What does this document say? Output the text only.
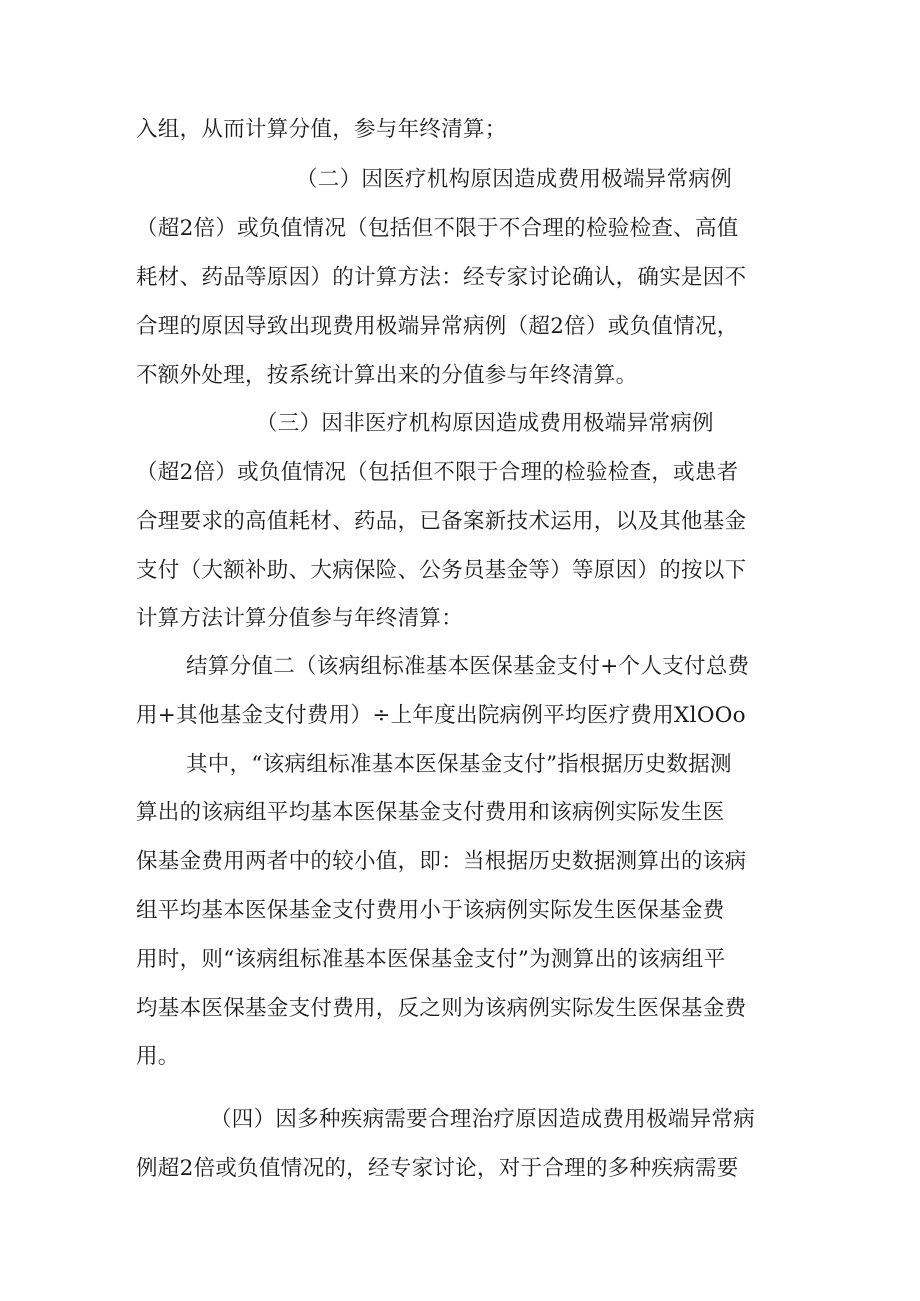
入组，从而计算分值，参与年终清算；
（二）因医疗机构原因造成费用极端异常病例
（超2倍）或负值情况（包括但不限于不合理的检验检查、高值
耗材、药品等原因）的计算方法：经专家讨论确认，确实是因不
合理的原因导致出现费用极端异常病例（超2倍）或负值情况，
不额外处理，按系统计算出来的分值参与年终清算。
（三）因非医疗机构原因造成费用极端异常病例
（超2倍）或负值情况（包括但不限于合理的检验检查，或患者
合理要求的高值耗材、药品，已备案新技术运用，以及其他基金
支付（大额补助、大病保险、公务员基金等）等原因）的按以下
计算方法计算分值参与年终清算：
结算分值二（该病组标准基本医保基金支付+个人支付总费
用+其他基金支付费用）÷上年度出院病例平均医疗费用XlOOo
其中，“该病组标准基本医保基金支付”指根据历史数据测
算出的该病组平均基本医保基金支付费用和该病例实际发生医
保基金费用两者中的较小值，即：当根据历史数据测算出的该病
组平均基本医保基金支付费用小于该病例实际发生医保基金费
用时，则“该病组标准基本医保基金支付”为测算出的该病组平
均基本医保基金支付费用，反之则为该病例实际发生医保基金费
用。
（四）因多种疾病需要合理治疗原因造成费用极端异常病
例超2倍或负值情况的，经专家讨论，对于合理的多种疾病需要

◆ **Written problem**
Set down the material exactly, every line of it, except for the pictures.

◆ **Answer in full**
What does this document say? Output the text only.
入组，从而计算分值，参与年终清算；
（二）因医疗机构原因造成费用极端异常病例
（超2倍）或负值情况（包括但不限于不合理的检验检查、高值
耗材、药品等原因）的计算方法：经专家讨论确认，确实是因不
合理的原因导致出现费用极端异常病例（超2倍）或负值情况，
不额外处理，按系统计算出来的分值参与年终清算。
（三）因非医疗机构原因造成费用极端异常病例
（超2倍）或负值情况（包括但不限于合理的检验检查，或患者
合理要求的高值耗材、药品，已备案新技术运用，以及其他基金
支付（大额补助、大病保险、公务员基金等）等原因）的按以下
计算方法计算分值参与年终清算：
结算分值二（该病组标准基本医保基金支付+个人支付总费
用+其他基金支付费用）÷上年度出院病例平均医疗费用XlOOo
其中，“该病组标准基本医保基金支付”指根据历史数据测
算出的该病组平均基本医保基金支付费用和该病例实际发生医
保基金费用两者中的较小值，即：当根据历史数据测算出的该病
组平均基本医保基金支付费用小于该病例实际发生医保基金费
用时，则“该病组标准基本医保基金支付”为测算出的该病组平
均基本医保基金支付费用，反之则为该病例实际发生医保基金费
用。
（四）因多种疾病需要合理治疗原因造成费用极端异常病
例超2倍或负值情况的，经专家讨论，对于合理的多种疾病需要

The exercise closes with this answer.